§ **Set exercise**
Turn every row below into a numbered list, leaving out any blank lines.

[Region boundary data]
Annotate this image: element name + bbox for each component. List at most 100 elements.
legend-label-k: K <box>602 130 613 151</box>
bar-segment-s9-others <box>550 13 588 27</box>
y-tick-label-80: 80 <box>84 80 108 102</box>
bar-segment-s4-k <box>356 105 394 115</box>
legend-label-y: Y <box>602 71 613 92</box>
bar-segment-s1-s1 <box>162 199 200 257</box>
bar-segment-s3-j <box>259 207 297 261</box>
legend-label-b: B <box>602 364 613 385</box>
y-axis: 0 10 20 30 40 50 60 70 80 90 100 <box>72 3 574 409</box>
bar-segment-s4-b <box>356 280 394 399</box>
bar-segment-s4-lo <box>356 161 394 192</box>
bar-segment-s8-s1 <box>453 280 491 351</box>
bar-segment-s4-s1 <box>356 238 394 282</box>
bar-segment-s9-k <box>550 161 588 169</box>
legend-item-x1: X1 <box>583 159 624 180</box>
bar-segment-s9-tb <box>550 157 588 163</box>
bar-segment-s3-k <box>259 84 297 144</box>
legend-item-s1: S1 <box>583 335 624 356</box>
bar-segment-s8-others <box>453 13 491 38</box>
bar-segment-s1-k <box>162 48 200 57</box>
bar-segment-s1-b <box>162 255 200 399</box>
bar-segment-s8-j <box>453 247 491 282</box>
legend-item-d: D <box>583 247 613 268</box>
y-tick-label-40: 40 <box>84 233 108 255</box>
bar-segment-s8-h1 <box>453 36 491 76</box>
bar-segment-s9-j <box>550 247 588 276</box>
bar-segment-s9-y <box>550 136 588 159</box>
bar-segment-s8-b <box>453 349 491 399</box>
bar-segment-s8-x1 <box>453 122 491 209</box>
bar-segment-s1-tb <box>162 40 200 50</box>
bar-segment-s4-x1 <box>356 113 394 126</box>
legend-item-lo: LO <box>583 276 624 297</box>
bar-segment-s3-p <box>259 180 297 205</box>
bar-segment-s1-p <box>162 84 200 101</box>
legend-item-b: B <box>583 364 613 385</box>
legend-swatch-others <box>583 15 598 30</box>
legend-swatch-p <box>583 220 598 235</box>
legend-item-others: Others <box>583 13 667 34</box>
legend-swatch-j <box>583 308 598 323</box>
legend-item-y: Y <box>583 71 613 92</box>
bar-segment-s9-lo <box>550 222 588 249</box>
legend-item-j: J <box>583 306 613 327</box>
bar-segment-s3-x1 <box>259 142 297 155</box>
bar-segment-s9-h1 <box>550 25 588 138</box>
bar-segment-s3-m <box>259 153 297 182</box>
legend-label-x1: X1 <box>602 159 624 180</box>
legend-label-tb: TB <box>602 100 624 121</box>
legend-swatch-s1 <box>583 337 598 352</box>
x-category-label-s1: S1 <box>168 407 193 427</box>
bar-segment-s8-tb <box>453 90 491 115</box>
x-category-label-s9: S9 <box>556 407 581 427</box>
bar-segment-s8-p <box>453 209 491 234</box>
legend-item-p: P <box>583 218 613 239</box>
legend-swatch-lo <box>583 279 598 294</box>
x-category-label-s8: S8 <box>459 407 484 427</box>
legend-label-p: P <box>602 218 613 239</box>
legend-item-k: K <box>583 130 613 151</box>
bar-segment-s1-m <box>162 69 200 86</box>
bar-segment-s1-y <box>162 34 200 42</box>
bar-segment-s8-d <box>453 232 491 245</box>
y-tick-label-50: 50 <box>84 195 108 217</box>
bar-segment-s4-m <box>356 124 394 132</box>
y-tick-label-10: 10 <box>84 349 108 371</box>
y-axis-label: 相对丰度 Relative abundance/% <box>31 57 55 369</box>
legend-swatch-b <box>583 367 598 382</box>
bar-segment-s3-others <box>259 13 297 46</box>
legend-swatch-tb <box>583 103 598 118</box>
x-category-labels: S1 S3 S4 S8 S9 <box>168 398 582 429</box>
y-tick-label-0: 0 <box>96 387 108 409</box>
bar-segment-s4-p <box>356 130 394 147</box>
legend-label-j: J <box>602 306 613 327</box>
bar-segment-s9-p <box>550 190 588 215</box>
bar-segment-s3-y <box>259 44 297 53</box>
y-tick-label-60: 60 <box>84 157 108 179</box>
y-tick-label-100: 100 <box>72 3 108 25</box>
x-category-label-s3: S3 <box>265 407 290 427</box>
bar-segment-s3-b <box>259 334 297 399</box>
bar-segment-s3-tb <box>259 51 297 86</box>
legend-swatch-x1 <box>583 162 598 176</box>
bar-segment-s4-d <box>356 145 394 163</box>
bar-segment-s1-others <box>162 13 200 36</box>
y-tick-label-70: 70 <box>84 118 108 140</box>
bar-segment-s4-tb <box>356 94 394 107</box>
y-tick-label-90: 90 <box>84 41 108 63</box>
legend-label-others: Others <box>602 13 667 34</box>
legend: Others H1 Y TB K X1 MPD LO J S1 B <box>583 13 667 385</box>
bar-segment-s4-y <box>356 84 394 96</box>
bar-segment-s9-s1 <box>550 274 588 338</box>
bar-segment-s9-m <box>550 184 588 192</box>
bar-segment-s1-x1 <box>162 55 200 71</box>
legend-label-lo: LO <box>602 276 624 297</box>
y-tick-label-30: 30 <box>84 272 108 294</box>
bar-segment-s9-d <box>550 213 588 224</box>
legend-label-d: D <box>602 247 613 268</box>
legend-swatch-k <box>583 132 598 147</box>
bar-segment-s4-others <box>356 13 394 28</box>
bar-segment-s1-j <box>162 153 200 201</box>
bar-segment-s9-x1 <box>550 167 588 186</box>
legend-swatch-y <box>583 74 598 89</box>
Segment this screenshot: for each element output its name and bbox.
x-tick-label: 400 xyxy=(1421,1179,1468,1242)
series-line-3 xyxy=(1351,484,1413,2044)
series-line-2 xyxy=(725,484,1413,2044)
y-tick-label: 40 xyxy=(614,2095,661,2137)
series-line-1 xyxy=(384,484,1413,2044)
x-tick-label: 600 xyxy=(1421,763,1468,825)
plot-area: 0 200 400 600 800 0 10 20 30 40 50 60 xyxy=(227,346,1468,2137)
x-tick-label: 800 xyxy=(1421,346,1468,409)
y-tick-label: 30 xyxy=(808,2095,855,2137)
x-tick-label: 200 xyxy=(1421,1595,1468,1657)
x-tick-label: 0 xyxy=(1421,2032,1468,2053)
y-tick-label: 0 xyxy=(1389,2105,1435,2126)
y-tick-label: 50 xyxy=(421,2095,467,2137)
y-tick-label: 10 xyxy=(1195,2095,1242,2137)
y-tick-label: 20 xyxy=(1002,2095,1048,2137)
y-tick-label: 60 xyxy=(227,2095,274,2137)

§ **Written answer**
1. Annotate this image: element name + bbox for each component. List at most 100 elements.
2. legend-label-k: K <box>602 130 613 151</box>
3. bar-segment-s9-others <box>550 13 588 27</box>
4. y-tick-label-80: 80 <box>84 80 108 102</box>
5. bar-segment-s4-k <box>356 105 394 115</box>
6. legend-label-y: Y <box>602 71 613 92</box>
7. bar-segment-s1-s1 <box>162 199 200 257</box>
8. bar-segment-s3-j <box>259 207 297 261</box>
9. legend-label-b: B <box>602 364 613 385</box>
10. y-axis: 0 10 20 30 40 50 60 70 80 90 100 <box>72 3 574 409</box>
11. bar-segment-s4-b <box>356 280 394 399</box>
12. bar-segment-s4-lo <box>356 161 394 192</box>
13. bar-segment-s8-s1 <box>453 280 491 351</box>
14. bar-segment-s4-s1 <box>356 238 394 282</box>
15. bar-segment-s9-k <box>550 161 588 169</box>
16. legend-item-x1: X1 <box>583 159 624 180</box>
17. bar-segment-s9-tb <box>550 157 588 163</box>
18. bar-segment-s3-k <box>259 84 297 144</box>
19. legend-item-s1: S1 <box>583 335 624 356</box>
20. bar-segment-s8-others <box>453 13 491 38</box>
21. bar-segment-s1-k <box>162 48 200 57</box>
22. bar-segment-s1-b <box>162 255 200 399</box>
23. bar-segment-s8-j <box>453 247 491 282</box>
24. legend-item-d: D <box>583 247 613 268</box>
25. y-tick-label-40: 40 <box>84 233 108 255</box>
26. bar-segment-s8-h1 <box>453 36 491 76</box>
27. bar-segment-s9-j <box>550 247 588 276</box>
28. bar-segment-s9-y <box>550 136 588 159</box>
29. bar-segment-s8-b <box>453 349 491 399</box>
30. bar-segment-s8-x1 <box>453 122 491 209</box>
31. bar-segment-s1-tb <box>162 40 200 50</box>
32. bar-segment-s4-x1 <box>356 113 394 126</box>
33. legend-item-lo: LO <box>583 276 624 297</box>
34. bar-segment-s3-p <box>259 180 297 205</box>
35. bar-segment-s1-p <box>162 84 200 101</box>
36. legend-item-b: B <box>583 364 613 385</box>
37. legend-swatch-others <box>583 15 598 30</box>
38. legend-swatch-p <box>583 220 598 235</box>
39. legend-item-others: Others <box>583 13 667 34</box>
40. legend-swatch-j <box>583 308 598 323</box>
41. legend-item-y: Y <box>583 71 613 92</box>
42. bar-segment-s9-lo <box>550 222 588 249</box>
43. legend-item-j: J <box>583 306 613 327</box>
44. bar-segment-s3-x1 <box>259 142 297 155</box>
45. bar-segment-s9-h1 <box>550 25 588 138</box>
46. bar-segment-s3-m <box>259 153 297 182</box>
47. legend-label-x1: X1 <box>602 159 624 180</box>
48. legend-label-tb: TB <box>602 100 624 121</box>
49. legend-swatch-s1 <box>583 337 598 352</box>
50. x-category-label-s1: S1 <box>168 407 193 427</box>
51. bar-segment-s8-tb <box>453 90 491 115</box>
52. x-category-label-s9: S9 <box>556 407 581 427</box>
53. bar-segment-s8-p <box>453 209 491 234</box>
54. legend-item-p: P <box>583 218 613 239</box>
55. legend-swatch-lo <box>583 279 598 294</box>
56. x-category-label-s8: S8 <box>459 407 484 427</box>
57. legend-label-p: P <box>602 218 613 239</box>
58. legend-item-k: K <box>583 130 613 151</box>
59. bar-segment-s1-m <box>162 69 200 86</box>
60. bar-segment-s1-y <box>162 34 200 42</box>
61. bar-segment-s8-d <box>453 232 491 245</box>
62. y-tick-label-50: 50 <box>84 195 108 217</box>
63. bar-segment-s4-m <box>356 124 394 132</box>
64. y-tick-label-10: 10 <box>84 349 108 371</box>
65. y-axis-label: 相对丰度 Relative abundance/% <box>31 57 55 369</box>
66. legend-swatch-b <box>583 367 598 382</box>
67. bar-segment-s3-others <box>259 13 297 46</box>
68. legend-swatch-tb <box>583 103 598 118</box>
69. x-category-labels: S1 S3 S4 S8 S9 <box>168 398 582 429</box>
70. y-tick-label-0: 0 <box>96 387 108 409</box>
71. bar-segment-s4-p <box>356 130 394 147</box>
72. legend-label-j: J <box>602 306 613 327</box>
73. bar-segment-s9-p <box>550 190 588 215</box>
74. bar-segment-s3-y <box>259 44 297 53</box>
75. y-tick-label-60: 60 <box>84 157 108 179</box>
76. y-tick-label-100: 100 <box>72 3 108 25</box>
77. x-category-label-s3: S3 <box>265 407 290 427</box>
78. bar-segment-s3-b <box>259 334 297 399</box>
79. bar-segment-s3-tb <box>259 51 297 86</box>
80. legend-swatch-x1 <box>583 162 598 176</box>
81. bar-segment-s4-d <box>356 145 394 163</box>
82. bar-segment-s1-others <box>162 13 200 36</box>
83. y-tick-label-70: 70 <box>84 118 108 140</box>
84. bar-segment-s4-tb <box>356 94 394 107</box>
85. y-tick-label-90: 90 <box>84 41 108 63</box>
86. legend-label-others: Others <box>602 13 667 34</box>
87. legend: Others H1 Y TB K X1 MPD LO J S1 B <box>583 13 667 385</box>
88. bar-segment-s4-y <box>356 84 394 96</box>
89. bar-segment-s9-s1 <box>550 274 588 338</box>
90. bar-segment-s9-m <box>550 184 588 192</box>
91. bar-segment-s1-x1 <box>162 55 200 71</box>
92. legend-label-lo: LO <box>602 276 624 297</box>
93. y-tick-label-30: 30 <box>84 272 108 294</box>
94. bar-segment-s9-d <box>550 213 588 224</box>
95. legend-label-d: D <box>602 247 613 268</box>
96. legend-swatch-k <box>583 132 598 147</box>
97. bar-segment-s4-others <box>356 13 394 28</box>
98. bar-segment-s1-j <box>162 153 200 201</box>
99. bar-segment-s9-x1 <box>550 167 588 186</box>
100. legend-swatch-y <box>583 74 598 89</box>
101. Segment this screenshot: for each element output its name and bbox.
102. x-tick-label: 400 xyxy=(1421,1179,1468,1242)
103. series-line-3 xyxy=(1351,484,1413,2044)
104. series-line-2 xyxy=(725,484,1413,2044)
105. y-tick-label: 40 xyxy=(614,2095,661,2137)
106. series-line-1 xyxy=(384,484,1413,2044)
107. x-tick-label: 600 xyxy=(1421,763,1468,825)
108. plot-area: 0 200 400 600 800 0 10 20 30 40 50 60 xyxy=(227,346,1468,2137)
109. x-tick-label: 800 xyxy=(1421,346,1468,409)
110. y-tick-label: 30 xyxy=(808,2095,855,2137)
111. x-tick-label: 200 xyxy=(1421,1595,1468,1657)
112. x-tick-label: 0 xyxy=(1421,2032,1468,2053)
113. y-tick-label: 0 xyxy=(1389,2105,1435,2126)
114. y-tick-label: 50 xyxy=(421,2095,467,2137)
115. y-tick-label: 10 xyxy=(1195,2095,1242,2137)
116. y-tick-label: 20 xyxy=(1002,2095,1048,2137)
117. y-tick-label: 60 xyxy=(227,2095,274,2137)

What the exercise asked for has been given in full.